··· EXCERPTED TEXT ···
Antibodies used for the studies included anti-arrestin (ARR3, 11100-2-AP, Proteintech, Rosemount, Illinois), anti-guanylate cyclase E (GUCY2E; AB14788, Abcam, Cambridge, UK), anti-cone transducin (GNAT2; PA5-22340; Thermo Fisher), anti-blue opsin (OPN1SW; AB5407; Santa Cruz), anti-red/green opsin (OPN1MW; AB5405; Millipore, Billerica, MA, United States) and anti-GAPDH (#2118, Cell Signaling, Danvers, MA).
2.9. Transmission electron microscopy
For ultrastructural analysis, enucleated eyes from six-week-old B6 and homozygous cpfl9 mice were placed in 2.5% glutaraldehyde/2% paraformaldehyde fixative solution in phosphate buffer. Anterior segments were removed by incising along the limbus with Vannas scissors and discarded. The resulting eyecups were incubated in fixative for 2 h. The posterior segment was cut into four quadrants. Additional fixation with 0.25% glutaraldehyde/0.2% paraformaldehyde fixative was performed for 8 h followed by post-fixation with 1% osmium tetroxide. The dehydrated blocks were embedded in plastic. Posterior eyes were cut into ultra-thin sections, stained with uranyl acetate and lead citrate and examined with a JEM-1230 transmission electron microscope (JEOL, Ltd., Peabody, MA).
2.10. Variant analysis
Published missense and truncating alleles of the human GUCY2D gene were ascertained through UniProt (UniProt Consortium, 2021; Q02846) and ClinVar (Landrum et al., 2018), respectively.
2.11. Statistics
Results are represented as mean ± SEM except where noted. Statistical significance was determined in GraphPad Prism (Dotmatics, Boston, MA, United States) using unpaired two-tailed Student’s t-tests, two-way repeated measures ANOVA, and mixed effect ANOVA for data in which values were missing. Values of p < 0.05 were considered statistically significant.
3. Results
3.1. Discovery of cone photoreceptor function loss 9 (cpfl9) mice
The spontaneous mutation, cpfl9 was discovered during an ERG screen in the Eye Mutant Resource (EMR) at The Jackson Laboratory. The proband, which presented with no cone ERG response at 5 weeks of age, was mated to a B6 female mouse with normal cone function. The resultant F1 progeny had normal cone ERG responses and were subsequently intercrossed. The intercrossed (F2) offspring (3 female and 4 male mice) were tested for cone function by ERG, and 29% (2/7) showed no cone ERG responses. These findings indicated that the cpfl9 was an autosomal recessive mutation.
··· DATASET CONTENT ···
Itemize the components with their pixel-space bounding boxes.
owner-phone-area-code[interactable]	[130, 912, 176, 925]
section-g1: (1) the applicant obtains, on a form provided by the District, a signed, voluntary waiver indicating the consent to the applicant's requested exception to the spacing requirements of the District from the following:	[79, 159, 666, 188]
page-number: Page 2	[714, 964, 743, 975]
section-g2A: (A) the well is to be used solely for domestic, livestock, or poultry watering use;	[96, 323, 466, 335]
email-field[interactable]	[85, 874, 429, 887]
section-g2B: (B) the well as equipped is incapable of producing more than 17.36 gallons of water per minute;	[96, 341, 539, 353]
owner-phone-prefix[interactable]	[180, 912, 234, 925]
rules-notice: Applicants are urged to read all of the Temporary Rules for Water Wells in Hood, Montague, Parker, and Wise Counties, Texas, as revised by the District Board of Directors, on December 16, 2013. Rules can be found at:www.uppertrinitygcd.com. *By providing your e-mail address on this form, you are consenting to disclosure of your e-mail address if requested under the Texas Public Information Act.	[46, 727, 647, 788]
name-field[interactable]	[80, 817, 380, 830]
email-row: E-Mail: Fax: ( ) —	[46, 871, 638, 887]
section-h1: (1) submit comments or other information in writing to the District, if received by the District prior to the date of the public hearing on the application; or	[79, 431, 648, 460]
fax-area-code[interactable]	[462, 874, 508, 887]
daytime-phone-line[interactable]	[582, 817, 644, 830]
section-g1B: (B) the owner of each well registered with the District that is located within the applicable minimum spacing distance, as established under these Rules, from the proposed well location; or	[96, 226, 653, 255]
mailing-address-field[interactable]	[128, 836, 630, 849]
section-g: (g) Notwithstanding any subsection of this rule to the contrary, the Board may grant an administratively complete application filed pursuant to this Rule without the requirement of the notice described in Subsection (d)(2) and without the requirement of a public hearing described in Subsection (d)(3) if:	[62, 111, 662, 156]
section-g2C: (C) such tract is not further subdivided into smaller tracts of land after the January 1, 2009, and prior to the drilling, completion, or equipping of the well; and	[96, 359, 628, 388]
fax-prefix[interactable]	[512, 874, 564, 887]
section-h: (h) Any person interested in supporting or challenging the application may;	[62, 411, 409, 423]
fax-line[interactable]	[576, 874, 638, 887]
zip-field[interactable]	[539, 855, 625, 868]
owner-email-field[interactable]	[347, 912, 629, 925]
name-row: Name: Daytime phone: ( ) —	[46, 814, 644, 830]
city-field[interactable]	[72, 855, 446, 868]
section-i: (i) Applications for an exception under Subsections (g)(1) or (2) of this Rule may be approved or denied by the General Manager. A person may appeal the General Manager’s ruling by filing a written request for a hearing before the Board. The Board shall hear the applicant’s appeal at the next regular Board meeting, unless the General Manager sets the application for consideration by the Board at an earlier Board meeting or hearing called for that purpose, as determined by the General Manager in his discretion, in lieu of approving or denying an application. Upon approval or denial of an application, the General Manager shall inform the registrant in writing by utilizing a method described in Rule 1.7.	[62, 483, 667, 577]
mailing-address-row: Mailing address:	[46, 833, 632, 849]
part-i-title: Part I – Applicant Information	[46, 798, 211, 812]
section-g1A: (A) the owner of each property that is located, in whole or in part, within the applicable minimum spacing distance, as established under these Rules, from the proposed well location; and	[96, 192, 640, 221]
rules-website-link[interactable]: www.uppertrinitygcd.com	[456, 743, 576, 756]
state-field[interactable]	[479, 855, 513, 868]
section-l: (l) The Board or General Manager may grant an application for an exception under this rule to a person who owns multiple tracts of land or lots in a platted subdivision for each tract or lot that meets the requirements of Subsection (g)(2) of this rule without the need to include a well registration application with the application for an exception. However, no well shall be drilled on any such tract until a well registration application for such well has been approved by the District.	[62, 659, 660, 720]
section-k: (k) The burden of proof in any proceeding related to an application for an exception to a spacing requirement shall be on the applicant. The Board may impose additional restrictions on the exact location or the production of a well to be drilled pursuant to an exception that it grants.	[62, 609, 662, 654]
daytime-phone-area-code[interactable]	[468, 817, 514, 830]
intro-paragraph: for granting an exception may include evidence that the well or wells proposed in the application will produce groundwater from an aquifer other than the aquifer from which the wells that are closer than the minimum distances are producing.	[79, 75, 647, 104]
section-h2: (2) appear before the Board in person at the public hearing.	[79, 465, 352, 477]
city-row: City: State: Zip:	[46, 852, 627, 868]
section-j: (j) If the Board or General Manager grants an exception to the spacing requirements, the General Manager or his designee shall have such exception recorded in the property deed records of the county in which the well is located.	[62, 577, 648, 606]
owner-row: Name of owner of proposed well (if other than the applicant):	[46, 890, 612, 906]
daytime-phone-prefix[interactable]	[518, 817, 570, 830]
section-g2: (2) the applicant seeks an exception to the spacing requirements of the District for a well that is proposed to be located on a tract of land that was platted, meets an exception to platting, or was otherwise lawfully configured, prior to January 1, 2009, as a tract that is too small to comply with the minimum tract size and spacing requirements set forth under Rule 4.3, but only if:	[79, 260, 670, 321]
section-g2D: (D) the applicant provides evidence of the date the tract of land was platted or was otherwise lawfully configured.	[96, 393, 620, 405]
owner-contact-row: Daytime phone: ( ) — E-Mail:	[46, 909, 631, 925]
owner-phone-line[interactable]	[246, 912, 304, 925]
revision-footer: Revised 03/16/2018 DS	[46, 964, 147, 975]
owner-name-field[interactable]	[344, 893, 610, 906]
···
Condense the paragraph beginning "The spontaneous mutation, cpfl9" from the cpfl9 mouse text above into a short bulleted list that keeps its main facts.

FINISHED TASK →
- The spontaneous mutation cpfl9 was found during an ERG screen in the Eye Mutant Resource (EMR) at The Jackson Laboratory.
- The proband had no cone ERG response at 5 weeks of age and was mated to a B6 female with normal cone function.
- The F1 progeny had normal cone ERG responses and were intercrossed.
- Of the 7 F2 offspring (3 female, 4 male) tested by ERG, 2 (29%) showed no cone ERG responses.
- These results indicated that cpfl9 is an autosomal recessive mutation.